:: Task brief ::
In your copy, reproduce the entries exactly as they are, minus the images.

◇ ◇ ◇ ◇ ◇

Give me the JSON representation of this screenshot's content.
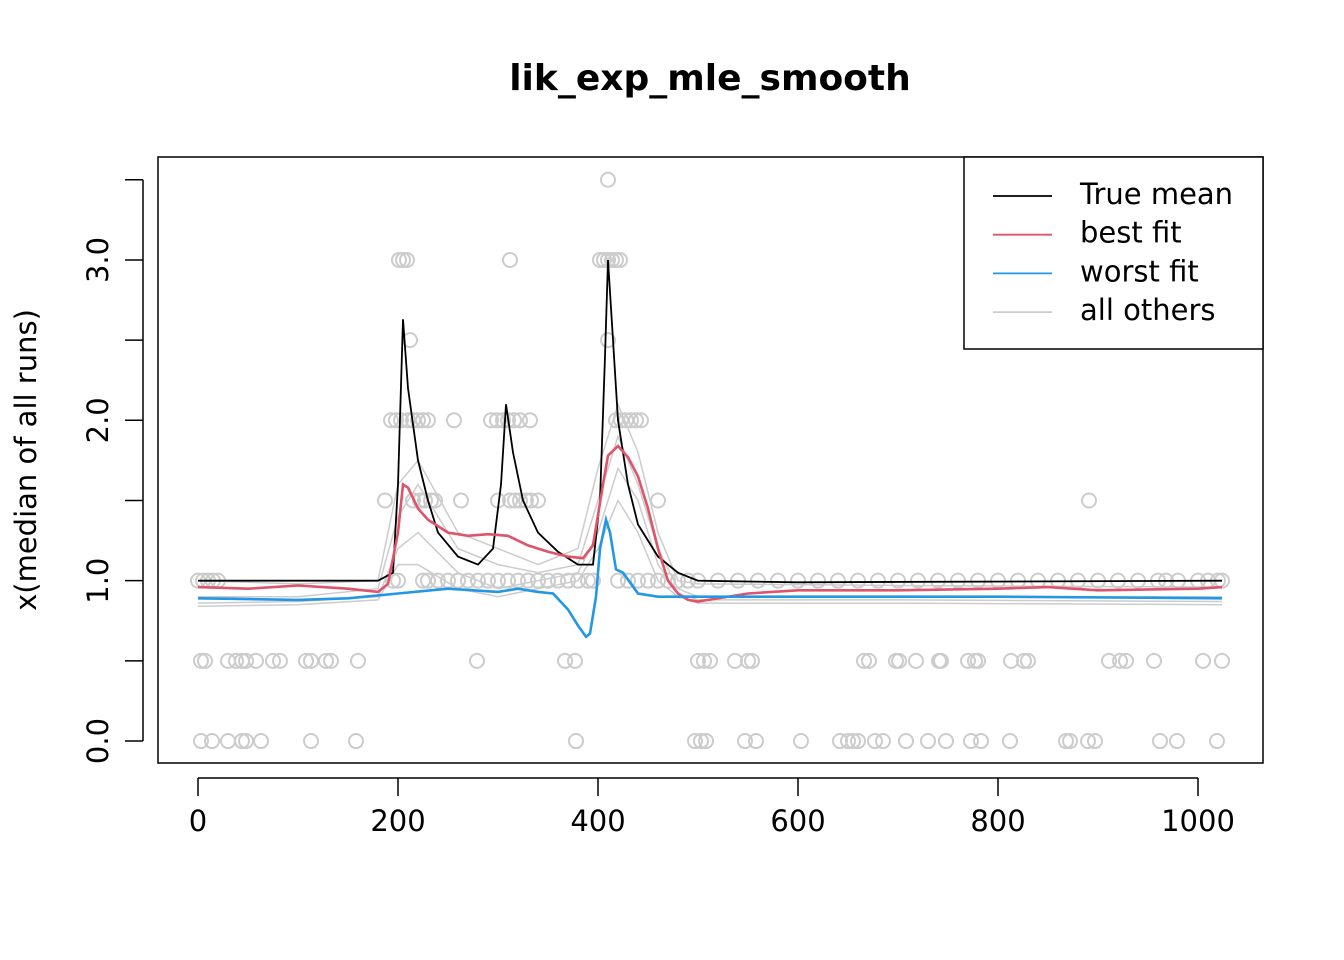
{
  "chart_data": {
    "type": "line",
    "title": "lik_exp_mle_smooth",
    "ylabel": "x(median of all runs)",
    "xlim": [
      -40,
      1065
    ],
    "ylim": [
      -0.137,
      3.642
    ],
    "xticks": [
      0,
      200,
      400,
      600,
      800,
      1000
    ],
    "yticks": [
      {
        "value": 0,
        "label": "0.0"
      },
      {
        "value": 0.5,
        "label": null
      },
      {
        "value": 1,
        "label": "1.0"
      },
      {
        "value": 1.5,
        "label": null
      },
      {
        "value": 2,
        "label": "2.0"
      },
      {
        "value": 2.5,
        "label": null
      },
      {
        "value": 3,
        "label": "3.0"
      },
      {
        "value": 3.5,
        "label": null
      }
    ],
    "legend": "top-right",
    "points_color": "#cccccc",
    "points": [
      {
        "y": 0,
        "x": [
          3,
          14,
          30,
          44,
          48,
          63,
          113,
          158,
          378,
          497,
          503,
          508,
          547,
          558,
          603,
          642,
          650,
          655,
          660,
          677,
          685,
          708,
          730,
          748,
          773,
          783,
          812,
          868,
          872,
          890,
          897,
          962,
          979,
          1019
        ]
      },
      {
        "y": 0.5,
        "x": [
          3,
          7,
          30,
          38,
          44,
          48,
          58,
          75,
          82,
          108,
          113,
          128,
          133,
          160,
          279,
          367,
          377,
          500,
          506,
          512,
          537,
          550,
          554,
          666,
          671,
          698,
          701,
          718,
          741,
          743,
          770,
          777,
          780,
          813,
          826,
          830,
          911,
          922,
          928,
          956,
          1005,
          1024
        ]
      },
      {
        "y": 1,
        "x": [
          0,
          5,
          10,
          15,
          20,
          195,
          200,
          225,
          230,
          240,
          250,
          260,
          270,
          280,
          290,
          300,
          310,
          320,
          330,
          340,
          350,
          360,
          370,
          380,
          390,
          395,
          420,
          430,
          440,
          450,
          460,
          470,
          480,
          490,
          500,
          520,
          540,
          560,
          580,
          600,
          620,
          640,
          660,
          680,
          700,
          720,
          740,
          760,
          780,
          800,
          820,
          840,
          860,
          880,
          900,
          920,
          940,
          960,
          968,
          980,
          1000,
          1010,
          1020,
          1024
        ]
      },
      {
        "y": 1.5,
        "x": [
          187,
          215,
          222,
          227,
          233,
          237,
          263,
          300,
          312,
          317,
          322,
          328,
          333,
          340,
          460,
          891
        ]
      },
      {
        "y": 2,
        "x": [
          193,
          198,
          203,
          210,
          215,
          220,
          225,
          230,
          256,
          293,
          299,
          305,
          310,
          316,
          322,
          332,
          418,
          423,
          428,
          433,
          438,
          443
        ]
      },
      {
        "y": 2.5,
        "x": [
          212,
          410
        ]
      },
      {
        "y": 3,
        "x": [
          201,
          205,
          209,
          312,
          402,
          406,
          410,
          414,
          418,
          422
        ]
      },
      {
        "y": 3.5,
        "x": [
          410
        ]
      }
    ],
    "series": [
      {
        "name": "True mean",
        "color": "#000000",
        "x": [
          0,
          180,
          195,
          200,
          205,
          210,
          220,
          230,
          240,
          260,
          280,
          295,
          303,
          308,
          315,
          325,
          340,
          360,
          380,
          395,
          402,
          407,
          410,
          415,
          420,
          430,
          440,
          460,
          480,
          500,
          600,
          1024
        ],
        "values": [
          1.0,
          1.0,
          1.05,
          1.6,
          2.63,
          2.2,
          1.75,
          1.5,
          1.3,
          1.15,
          1.1,
          1.2,
          1.6,
          2.1,
          1.8,
          1.5,
          1.3,
          1.18,
          1.1,
          1.1,
          1.5,
          2.4,
          3.0,
          2.5,
          2.0,
          1.6,
          1.35,
          1.15,
          1.05,
          1.0,
          0.99,
          1.0
        ]
      },
      {
        "name": "best fit",
        "color": "#df536b",
        "x": [
          0,
          50,
          100,
          150,
          180,
          190,
          200,
          205,
          210,
          220,
          230,
          250,
          270,
          290,
          310,
          330,
          350,
          370,
          385,
          395,
          405,
          410,
          420,
          430,
          440,
          450,
          460,
          470,
          480,
          490,
          500,
          550,
          600,
          700,
          800,
          850,
          900,
          1000,
          1024
        ],
        "values": [
          0.96,
          0.95,
          0.97,
          0.95,
          0.93,
          0.98,
          1.3,
          1.6,
          1.58,
          1.45,
          1.38,
          1.3,
          1.28,
          1.29,
          1.28,
          1.22,
          1.18,
          1.15,
          1.14,
          1.22,
          1.6,
          1.78,
          1.84,
          1.77,
          1.65,
          1.45,
          1.2,
          1.0,
          0.92,
          0.88,
          0.87,
          0.92,
          0.94,
          0.94,
          0.95,
          0.96,
          0.94,
          0.95,
          0.96
        ]
      },
      {
        "name": "worst fit",
        "color": "#2297e6",
        "x": [
          0,
          100,
          150,
          200,
          250,
          300,
          320,
          340,
          355,
          370,
          380,
          388,
          392,
          398,
          402,
          408,
          412,
          418,
          425,
          440,
          460,
          500,
          600,
          800,
          1024
        ],
        "values": [
          0.89,
          0.88,
          0.89,
          0.92,
          0.95,
          0.93,
          0.95,
          0.93,
          0.92,
          0.82,
          0.72,
          0.65,
          0.67,
          0.9,
          1.2,
          1.38,
          1.3,
          1.07,
          1.05,
          0.92,
          0.9,
          0.9,
          0.9,
          0.9,
          0.89
        ]
      },
      {
        "name": "all others",
        "color": "#cccccc",
        "x": [
          0,
          100,
          180,
          200,
          220,
          260,
          300,
          340,
          380,
          400,
          420,
          440,
          460,
          480,
          500,
          700,
          1024
        ],
        "lines": [
          [
            0.9,
            0.9,
            0.95,
            1.4,
            1.6,
            1.2,
            1.1,
            1.05,
            1.1,
            1.5,
            1.9,
            1.6,
            1.2,
            0.95,
            0.9,
            0.9,
            0.9
          ],
          [
            0.86,
            0.87,
            0.9,
            1.2,
            1.3,
            1.05,
            0.95,
            1.0,
            1.05,
            1.3,
            1.7,
            1.5,
            1.1,
            0.92,
            0.88,
            0.88,
            0.87
          ],
          [
            1.0,
            0.98,
            1.0,
            1.6,
            1.75,
            1.3,
            1.2,
            1.1,
            1.2,
            1.7,
            2.1,
            1.8,
            1.3,
            1.0,
            0.98,
            0.97,
            0.96
          ],
          [
            0.84,
            0.85,
            0.88,
            1.1,
            1.1,
            0.95,
            0.9,
            0.95,
            1.0,
            1.2,
            1.5,
            1.3,
            1.0,
            0.9,
            0.86,
            0.86,
            0.85
          ]
        ]
      }
    ]
  }
}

◇ ◇ ◇ ◇ ◇

:: Final result ::
Give me the JSON representation of this screenshot's content.
{
  "chart_data": {
    "type": "line",
    "title": "lik_exp_mle_smooth",
    "ylabel": "x(median of all runs)",
    "xlim": [
      -40,
      1065
    ],
    "ylim": [
      -0.137,
      3.642
    ],
    "xticks": [
      0,
      200,
      400,
      600,
      800,
      1000
    ],
    "yticks": [
      {
        "value": 0,
        "label": "0.0"
      },
      {
        "value": 0.5,
        "label": null
      },
      {
        "value": 1,
        "label": "1.0"
      },
      {
        "value": 1.5,
        "label": null
      },
      {
        "value": 2,
        "label": "2.0"
      },
      {
        "value": 2.5,
        "label": null
      },
      {
        "value": 3,
        "label": "3.0"
      },
      {
        "value": 3.5,
        "label": null
      }
    ],
    "legend": "top-right",
    "points_color": "#cccccc",
    "points": [
      {
        "y": 0,
        "x": [
          3,
          14,
          30,
          44,
          48,
          63,
          113,
          158,
          378,
          497,
          503,
          508,
          547,
          558,
          603,
          642,
          650,
          655,
          660,
          677,
          685,
          708,
          730,
          748,
          773,
          783,
          812,
          868,
          872,
          890,
          897,
          962,
          979,
          1019
        ]
      },
      {
        "y": 0.5,
        "x": [
          3,
          7,
          30,
          38,
          44,
          48,
          58,
          75,
          82,
          108,
          113,
          128,
          133,
          160,
          279,
          367,
          377,
          500,
          506,
          512,
          537,
          550,
          554,
          666,
          671,
          698,
          701,
          718,
          741,
          743,
          770,
          777,
          780,
          813,
          826,
          830,
          911,
          922,
          928,
          956,
          1005,
          1024
        ]
      },
      {
        "y": 1,
        "x": [
          0,
          5,
          10,
          15,
          20,
          195,
          200,
          225,
          230,
          240,
          250,
          260,
          270,
          280,
          290,
          300,
          310,
          320,
          330,
          340,
          350,
          360,
          370,
          380,
          390,
          395,
          420,
          430,
          440,
          450,
          460,
          470,
          480,
          490,
          500,
          520,
          540,
          560,
          580,
          600,
          620,
          640,
          660,
          680,
          700,
          720,
          740,
          760,
          780,
          800,
          820,
          840,
          860,
          880,
          900,
          920,
          940,
          960,
          968,
          980,
          1000,
          1010,
          1020,
          1024
        ]
      },
      {
        "y": 1.5,
        "x": [
          187,
          215,
          222,
          227,
          233,
          237,
          263,
          300,
          312,
          317,
          322,
          328,
          333,
          340,
          460,
          891
        ]
      },
      {
        "y": 2,
        "x": [
          193,
          198,
          203,
          210,
          215,
          220,
          225,
          230,
          256,
          293,
          299,
          305,
          310,
          316,
          322,
          332,
          418,
          423,
          428,
          433,
          438,
          443
        ]
      },
      {
        "y": 2.5,
        "x": [
          212,
          410
        ]
      },
      {
        "y": 3,
        "x": [
          201,
          205,
          209,
          312,
          402,
          406,
          410,
          414,
          418,
          422
        ]
      },
      {
        "y": 3.5,
        "x": [
          410
        ]
      }
    ],
    "series": [
      {
        "name": "True mean",
        "color": "#000000",
        "x": [
          0,
          180,
          195,
          200,
          205,
          210,
          220,
          230,
          240,
          260,
          280,
          295,
          303,
          308,
          315,
          325,
          340,
          360,
          380,
          395,
          402,
          407,
          410,
          415,
          420,
          430,
          440,
          460,
          480,
          500,
          600,
          1024
        ],
        "values": [
          1.0,
          1.0,
          1.05,
          1.6,
          2.63,
          2.2,
          1.75,
          1.5,
          1.3,
          1.15,
          1.1,
          1.2,
          1.6,
          2.1,
          1.8,
          1.5,
          1.3,
          1.18,
          1.1,
          1.1,
          1.5,
          2.4,
          3.0,
          2.5,
          2.0,
          1.6,
          1.35,
          1.15,
          1.05,
          1.0,
          0.99,
          1.0
        ]
      },
      {
        "name": "best fit",
        "color": "#df536b",
        "x": [
          0,
          50,
          100,
          150,
          180,
          190,
          200,
          205,
          210,
          220,
          230,
          250,
          270,
          290,
          310,
          330,
          350,
          370,
          385,
          395,
          405,
          410,
          420,
          430,
          440,
          450,
          460,
          470,
          480,
          490,
          500,
          550,
          600,
          700,
          800,
          850,
          900,
          1000,
          1024
        ],
        "values": [
          0.96,
          0.95,
          0.97,
          0.95,
          0.93,
          0.98,
          1.3,
          1.6,
          1.58,
          1.45,
          1.38,
          1.3,
          1.28,
          1.29,
          1.28,
          1.22,
          1.18,
          1.15,
          1.14,
          1.22,
          1.6,
          1.78,
          1.84,
          1.77,
          1.65,
          1.45,
          1.2,
          1.0,
          0.92,
          0.88,
          0.87,
          0.92,
          0.94,
          0.94,
          0.95,
          0.96,
          0.94,
          0.95,
          0.96
        ]
      },
      {
        "name": "worst fit",
        "color": "#2297e6",
        "x": [
          0,
          100,
          150,
          200,
          250,
          300,
          320,
          340,
          355,
          370,
          380,
          388,
          392,
          398,
          402,
          408,
          412,
          418,
          425,
          440,
          460,
          500,
          600,
          800,
          1024
        ],
        "values": [
          0.89,
          0.88,
          0.89,
          0.92,
          0.95,
          0.93,
          0.95,
          0.93,
          0.92,
          0.82,
          0.72,
          0.65,
          0.67,
          0.9,
          1.2,
          1.38,
          1.3,
          1.07,
          1.05,
          0.92,
          0.9,
          0.9,
          0.9,
          0.9,
          0.89
        ]
      },
      {
        "name": "all others",
        "color": "#cccccc",
        "x": [
          0,
          100,
          180,
          200,
          220,
          260,
          300,
          340,
          380,
          400,
          420,
          440,
          460,
          480,
          500,
          700,
          1024
        ],
        "lines": [
          [
            0.9,
            0.9,
            0.95,
            1.4,
            1.6,
            1.2,
            1.1,
            1.05,
            1.1,
            1.5,
            1.9,
            1.6,
            1.2,
            0.95,
            0.9,
            0.9,
            0.9
          ],
          [
            0.86,
            0.87,
            0.9,
            1.2,
            1.3,
            1.05,
            0.95,
            1.0,
            1.05,
            1.3,
            1.7,
            1.5,
            1.1,
            0.92,
            0.88,
            0.88,
            0.87
          ],
          [
            1.0,
            0.98,
            1.0,
            1.6,
            1.75,
            1.3,
            1.2,
            1.1,
            1.2,
            1.7,
            2.1,
            1.8,
            1.3,
            1.0,
            0.98,
            0.97,
            0.96
          ],
          [
            0.84,
            0.85,
            0.88,
            1.1,
            1.1,
            0.95,
            0.9,
            0.95,
            1.0,
            1.2,
            1.5,
            1.3,
            1.0,
            0.9,
            0.86,
            0.86,
            0.85
          ]
        ]
      }
    ]
  }
}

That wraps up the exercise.